Dataset records:
※

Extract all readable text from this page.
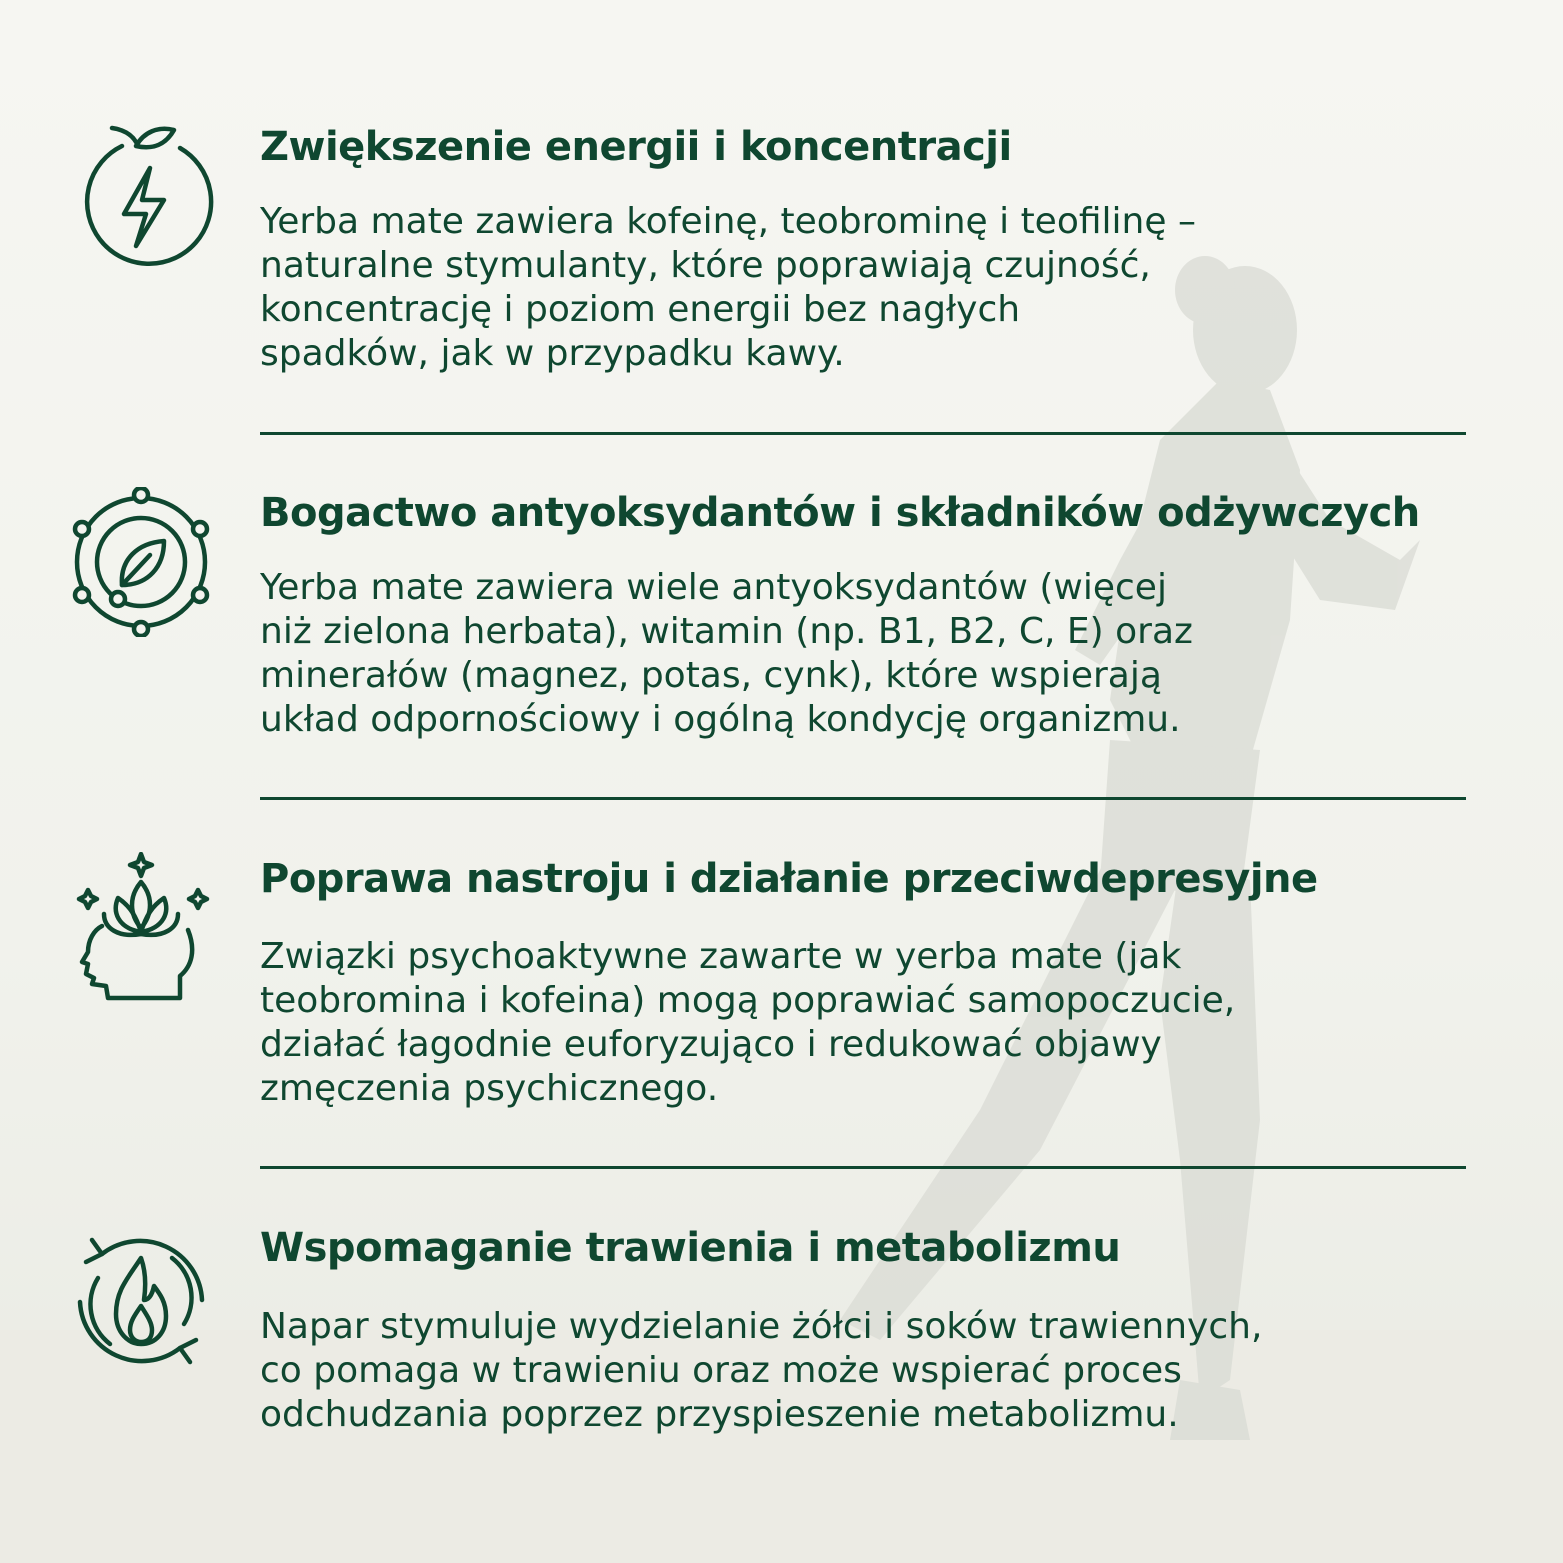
Zwiększenie energii i koncentracji

Yerba mate zawiera kofeinę, teobrominę i teofilinę –
naturalne stymulanty, które poprawiają czujność,
koncentrację i poziom energii bez nagłych
spadków, jak w przypadku kawy.

Bogactwo antyoksydantów i składników odżywczych

Yerba mate zawiera wiele antyoksydantów (więcej
niż zielona herbata), witamin (np. B1, B2, C, E) oraz
minerałów (magnez, potas, cynk), które wspierają
układ odpornościowy i ogólną kondycję organizmu.

Poprawa nastroju i działanie przeciwdepresyjne

Związki psychoaktywne zawarte w yerba mate (jak
teobromina i kofeina) mogą poprawiać samopoczucie,
działać łagodnie euforyzująco i redukować objawy
zmęczenia psychicznego.

Wspomaganie trawienia i metabolizmu

Napar stymuluje wydzielanie żółci i soków trawiennych,
co pomaga w trawieniu oraz może wspierać proces
odchudzania poprzez przyspieszenie metabolizmu.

※

Problem to solve:
Count how many lines of the listing above include "metabolizmu" and report that number alone.

The solution:
2